Problem to solve: Make an exact copy of the entries below with the pictures removed.

===============

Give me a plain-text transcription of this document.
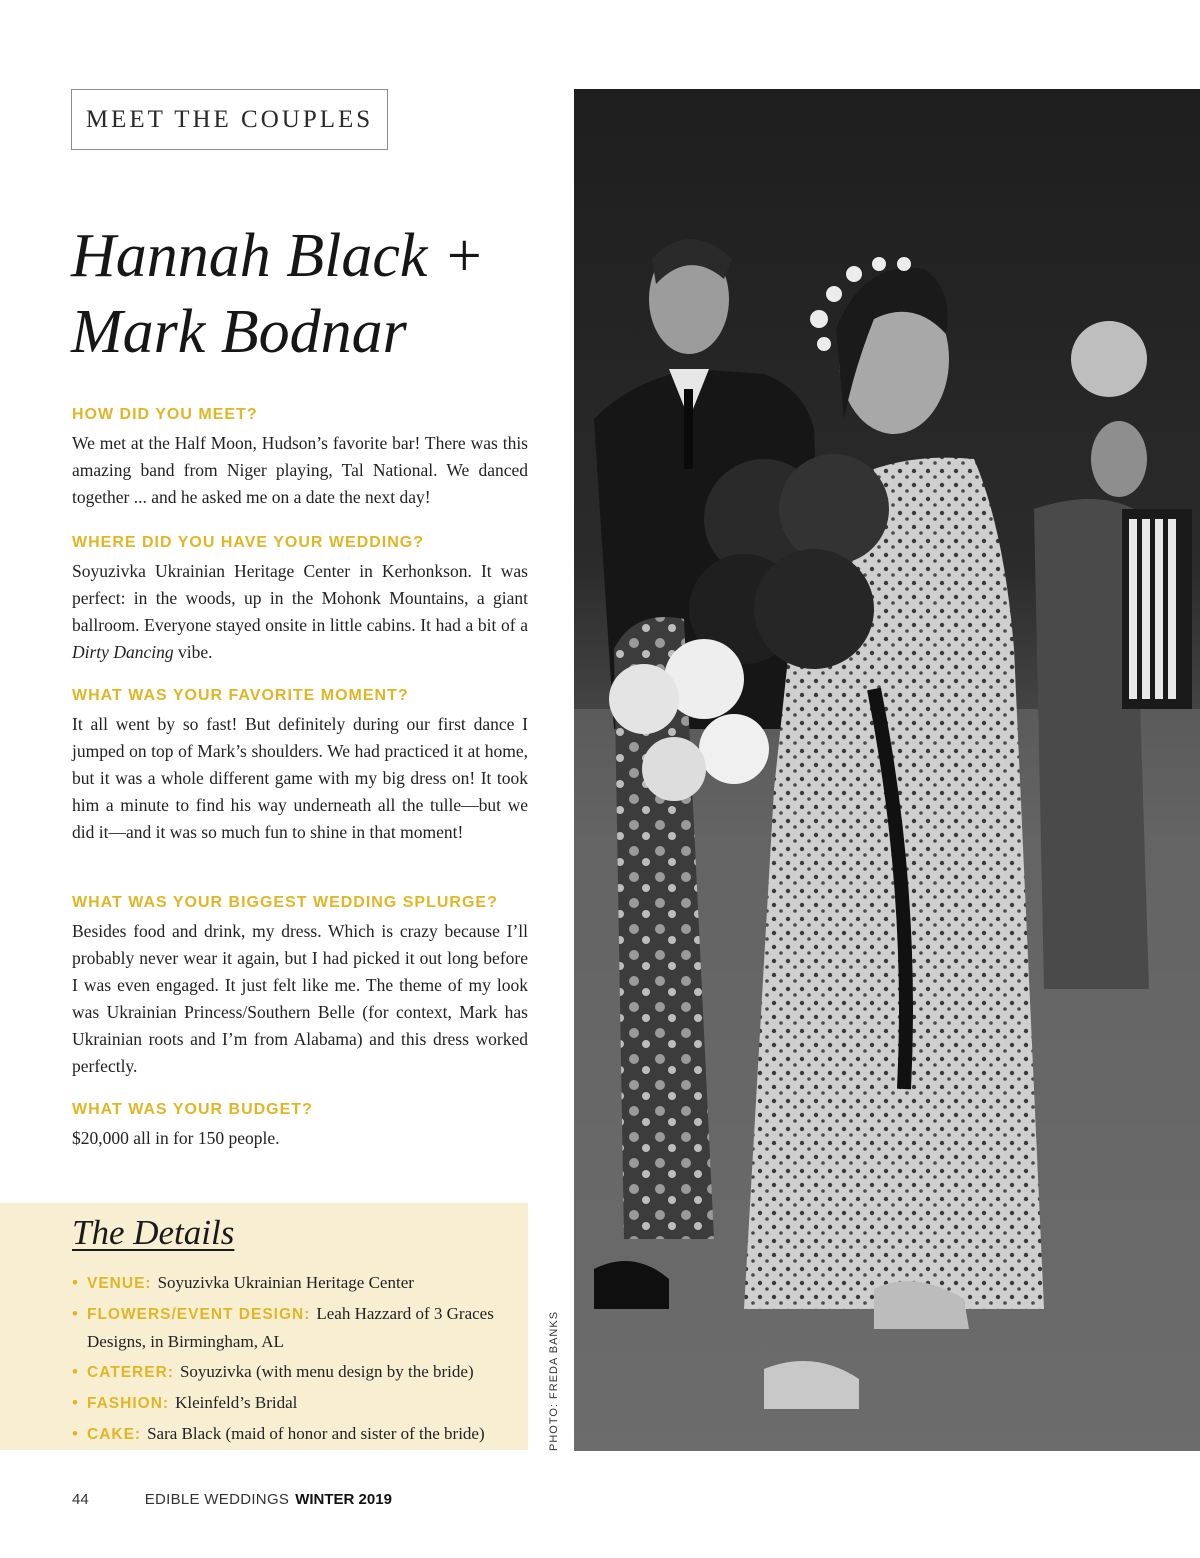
MEET THE COUPLES
Hannah Black +
Mark Bodnar
HOW DID YOU MEET?

We met at the Half Moon, Hudson’s favorite bar! There was this amazing band from Niger playing, Tal National. We danced together ... and he asked me on a date the next day!

WHERE DID YOU HAVE YOUR WEDDING?

Soyuzivka Ukrainian Heritage Center in Kerhonkson. It was perfect: in the woods, up in the Mohonk Mountains, a giant ballroom. Everyone stayed onsite in little cabins. It had a bit of a Dirty Dancing vibe.

WHAT WAS YOUR FAVORITE MOMENT?

It all went by so fast! But definitely during our first dance I jumped on top of Mark’s shoulders. We had practiced it at home, but it was a whole different game with my big dress on! It took him a minute to find his way underneath all the tulle—but we did it—and it was so much fun to shine in that moment!

WHAT WAS YOUR BIGGEST WEDDING SPLURGE?

Besides food and drink, my dress. Which is crazy because I’ll probably never wear it again, but I had picked it out long before I was even engaged. It just felt like me. The theme of my look was Ukrainian Princess/Southern Belle (for context, Mark has Ukrainian roots and I’m from Alabama) and this dress worked perfectly.

WHAT WAS YOUR BUDGET?

$20,000 all in for 150 people.

The Details
• VENUE: Soyuzivka Ukrainian Heritage Center
• FLOWERS/EVENT DESIGN: Leah Hazzard of 3 Graces Designs, in Birmingham, AL
• CATERER: Soyuzivka (with menu design by the bride)
• FASHION: Kleinfeld’s Bridal
• CAKE: Sara Black (maid of honor and sister of the bride)	PHOTO: FREDA BANKS
44	EDIBLE WEDDINGS WINTER 2019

===============

Written solution:
Give me a plain-text transcription of this document.
MEET THE COUPLES
Hannah Black +
Mark Bodnar
HOW DID YOU MEET?

We met at the Half Moon, Hudson’s favorite bar! There was this amazing band from Niger playing, Tal National. We danced together ... and he asked me on a date the next day!

WHERE DID YOU HAVE YOUR WEDDING?

Soyuzivka Ukrainian Heritage Center in Kerhonkson. It was perfect: in the woods, up in the Mohonk Mountains, a giant ballroom. Everyone stayed onsite in little cabins. It had a bit of a Dirty Dancing vibe.

WHAT WAS YOUR FAVORITE MOMENT?

It all went by so fast! But definitely during our first dance I jumped on top of Mark’s shoulders. We had practiced it at home, but it was a whole different game with my big dress on! It took him a minute to find his way underneath all the tulle—but we did it—and it was so much fun to shine in that moment!

WHAT WAS YOUR BIGGEST WEDDING SPLURGE?

Besides food and drink, my dress. Which is crazy because I’ll probably never wear it again, but I had picked it out long before I was even engaged. It just felt like me. The theme of my look was Ukrainian Princess/Southern Belle (for context, Mark has Ukrainian roots and I’m from Alabama) and this dress worked perfectly.

WHAT WAS YOUR BUDGET?

$20,000 all in for 150 people.

The Details
• VENUE: Soyuzivka Ukrainian Heritage Center
• FLOWERS/EVENT DESIGN: Leah Hazzard of 3 Graces Designs, in Birmingham, AL
• CATERER: Soyuzivka (with menu design by the bride)
• FASHION: Kleinfeld’s Bridal
• CAKE: Sara Black (maid of honor and sister of the bride)	PHOTO: FREDA BANKS
44	EDIBLE WEDDINGS WINTER 2019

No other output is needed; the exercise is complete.